» **Work to complete**
Tally the lines in the listing below that include "JSON". Answer with the count and nothing more.
--- Given data ---
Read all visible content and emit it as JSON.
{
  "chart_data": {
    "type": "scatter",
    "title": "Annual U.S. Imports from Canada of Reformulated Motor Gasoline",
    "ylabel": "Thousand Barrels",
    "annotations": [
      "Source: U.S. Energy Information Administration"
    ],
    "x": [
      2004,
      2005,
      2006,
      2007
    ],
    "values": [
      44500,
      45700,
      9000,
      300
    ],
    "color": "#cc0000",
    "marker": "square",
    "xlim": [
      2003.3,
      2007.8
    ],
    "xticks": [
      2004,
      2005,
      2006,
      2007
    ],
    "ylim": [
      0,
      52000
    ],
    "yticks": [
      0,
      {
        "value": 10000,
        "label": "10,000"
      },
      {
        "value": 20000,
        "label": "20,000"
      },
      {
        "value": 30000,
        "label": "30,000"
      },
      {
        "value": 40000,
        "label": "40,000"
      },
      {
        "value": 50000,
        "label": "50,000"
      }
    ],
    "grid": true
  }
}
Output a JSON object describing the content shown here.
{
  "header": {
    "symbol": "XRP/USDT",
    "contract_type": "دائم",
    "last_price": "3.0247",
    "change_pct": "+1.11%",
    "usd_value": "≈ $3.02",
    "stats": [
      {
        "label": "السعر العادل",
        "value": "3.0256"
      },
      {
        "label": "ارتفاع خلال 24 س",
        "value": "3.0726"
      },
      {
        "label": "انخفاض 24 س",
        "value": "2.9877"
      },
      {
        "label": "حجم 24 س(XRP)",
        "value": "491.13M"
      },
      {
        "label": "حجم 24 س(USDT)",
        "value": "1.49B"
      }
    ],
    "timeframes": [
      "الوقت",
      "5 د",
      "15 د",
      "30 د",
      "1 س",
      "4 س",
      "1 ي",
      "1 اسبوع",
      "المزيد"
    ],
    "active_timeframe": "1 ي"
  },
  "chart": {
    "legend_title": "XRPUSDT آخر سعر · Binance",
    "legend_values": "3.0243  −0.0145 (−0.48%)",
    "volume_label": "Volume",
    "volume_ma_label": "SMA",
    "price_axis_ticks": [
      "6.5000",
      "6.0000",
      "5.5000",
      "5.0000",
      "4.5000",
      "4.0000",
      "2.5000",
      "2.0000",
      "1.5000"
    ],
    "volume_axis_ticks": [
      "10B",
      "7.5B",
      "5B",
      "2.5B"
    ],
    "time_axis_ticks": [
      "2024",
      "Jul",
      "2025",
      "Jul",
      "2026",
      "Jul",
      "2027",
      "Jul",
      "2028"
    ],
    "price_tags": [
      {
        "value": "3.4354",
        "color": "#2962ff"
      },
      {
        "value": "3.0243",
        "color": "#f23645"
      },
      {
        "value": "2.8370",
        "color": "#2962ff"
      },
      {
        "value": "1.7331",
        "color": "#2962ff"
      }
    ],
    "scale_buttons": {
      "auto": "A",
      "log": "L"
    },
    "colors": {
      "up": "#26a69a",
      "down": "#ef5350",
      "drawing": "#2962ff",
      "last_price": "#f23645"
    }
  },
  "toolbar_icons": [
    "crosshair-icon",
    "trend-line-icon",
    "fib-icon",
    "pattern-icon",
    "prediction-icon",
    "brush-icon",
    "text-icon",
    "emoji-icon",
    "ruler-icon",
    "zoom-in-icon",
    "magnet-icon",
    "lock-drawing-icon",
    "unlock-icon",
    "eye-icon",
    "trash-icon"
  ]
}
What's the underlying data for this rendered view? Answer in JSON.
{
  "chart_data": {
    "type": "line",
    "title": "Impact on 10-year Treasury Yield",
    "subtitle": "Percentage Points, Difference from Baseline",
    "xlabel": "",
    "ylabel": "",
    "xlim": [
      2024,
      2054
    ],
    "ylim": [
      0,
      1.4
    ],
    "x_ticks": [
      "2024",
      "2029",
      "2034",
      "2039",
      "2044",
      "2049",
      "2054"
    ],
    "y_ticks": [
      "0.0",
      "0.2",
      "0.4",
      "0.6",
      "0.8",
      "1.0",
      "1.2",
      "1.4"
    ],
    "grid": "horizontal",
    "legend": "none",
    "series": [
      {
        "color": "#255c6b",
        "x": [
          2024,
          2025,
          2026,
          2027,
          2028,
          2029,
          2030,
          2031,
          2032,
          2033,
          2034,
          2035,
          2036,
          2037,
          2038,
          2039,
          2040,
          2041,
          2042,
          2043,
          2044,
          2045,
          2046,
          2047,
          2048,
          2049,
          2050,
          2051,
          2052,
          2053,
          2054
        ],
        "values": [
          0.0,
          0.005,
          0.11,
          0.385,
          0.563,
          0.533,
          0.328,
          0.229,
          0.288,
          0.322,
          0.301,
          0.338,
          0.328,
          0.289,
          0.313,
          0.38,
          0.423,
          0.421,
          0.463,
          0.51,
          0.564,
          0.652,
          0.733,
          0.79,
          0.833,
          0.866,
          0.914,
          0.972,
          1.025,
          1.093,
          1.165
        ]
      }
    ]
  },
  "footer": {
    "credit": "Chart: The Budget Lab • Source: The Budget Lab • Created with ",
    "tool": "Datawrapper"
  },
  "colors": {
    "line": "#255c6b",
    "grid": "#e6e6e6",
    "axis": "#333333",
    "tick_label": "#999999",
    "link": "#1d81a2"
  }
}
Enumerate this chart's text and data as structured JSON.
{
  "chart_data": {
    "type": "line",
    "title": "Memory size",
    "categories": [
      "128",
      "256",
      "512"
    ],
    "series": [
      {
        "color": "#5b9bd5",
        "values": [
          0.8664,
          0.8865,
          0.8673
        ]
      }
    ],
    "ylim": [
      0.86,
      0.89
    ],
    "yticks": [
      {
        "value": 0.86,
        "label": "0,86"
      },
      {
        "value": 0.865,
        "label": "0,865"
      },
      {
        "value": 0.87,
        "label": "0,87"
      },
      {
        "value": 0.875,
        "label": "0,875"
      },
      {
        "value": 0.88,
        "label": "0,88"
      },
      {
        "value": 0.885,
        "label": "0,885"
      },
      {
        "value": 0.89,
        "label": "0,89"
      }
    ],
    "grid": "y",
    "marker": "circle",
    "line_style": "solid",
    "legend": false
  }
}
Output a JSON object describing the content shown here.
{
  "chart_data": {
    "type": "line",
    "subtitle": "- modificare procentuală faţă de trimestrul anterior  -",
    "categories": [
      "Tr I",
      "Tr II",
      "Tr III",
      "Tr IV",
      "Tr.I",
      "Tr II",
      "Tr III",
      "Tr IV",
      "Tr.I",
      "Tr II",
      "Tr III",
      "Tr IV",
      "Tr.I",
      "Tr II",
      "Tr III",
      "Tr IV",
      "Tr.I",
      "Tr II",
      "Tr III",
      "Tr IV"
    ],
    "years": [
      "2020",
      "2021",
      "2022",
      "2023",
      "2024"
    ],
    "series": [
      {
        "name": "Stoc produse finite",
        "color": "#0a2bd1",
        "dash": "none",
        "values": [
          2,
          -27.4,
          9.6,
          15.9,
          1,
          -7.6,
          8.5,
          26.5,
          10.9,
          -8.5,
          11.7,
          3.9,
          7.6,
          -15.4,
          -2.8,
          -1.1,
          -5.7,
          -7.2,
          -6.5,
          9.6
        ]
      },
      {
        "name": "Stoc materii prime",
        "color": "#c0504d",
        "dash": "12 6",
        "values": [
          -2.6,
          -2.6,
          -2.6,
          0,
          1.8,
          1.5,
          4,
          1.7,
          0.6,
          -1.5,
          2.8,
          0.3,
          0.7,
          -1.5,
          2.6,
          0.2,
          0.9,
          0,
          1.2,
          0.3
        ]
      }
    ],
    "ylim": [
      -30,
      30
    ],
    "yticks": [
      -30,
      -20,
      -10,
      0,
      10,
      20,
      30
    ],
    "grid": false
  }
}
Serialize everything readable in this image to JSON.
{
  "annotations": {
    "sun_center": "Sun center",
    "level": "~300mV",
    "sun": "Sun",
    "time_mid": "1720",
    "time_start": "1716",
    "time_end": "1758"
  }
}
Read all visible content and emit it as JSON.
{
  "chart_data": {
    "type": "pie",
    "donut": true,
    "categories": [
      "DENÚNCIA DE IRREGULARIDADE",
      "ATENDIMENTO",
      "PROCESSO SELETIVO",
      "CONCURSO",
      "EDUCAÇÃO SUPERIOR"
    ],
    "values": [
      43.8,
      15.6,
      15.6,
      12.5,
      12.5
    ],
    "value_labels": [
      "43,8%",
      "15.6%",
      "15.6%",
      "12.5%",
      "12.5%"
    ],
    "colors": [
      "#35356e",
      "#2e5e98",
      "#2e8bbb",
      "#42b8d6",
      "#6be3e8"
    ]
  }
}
---
» **Solution to the exercise**
7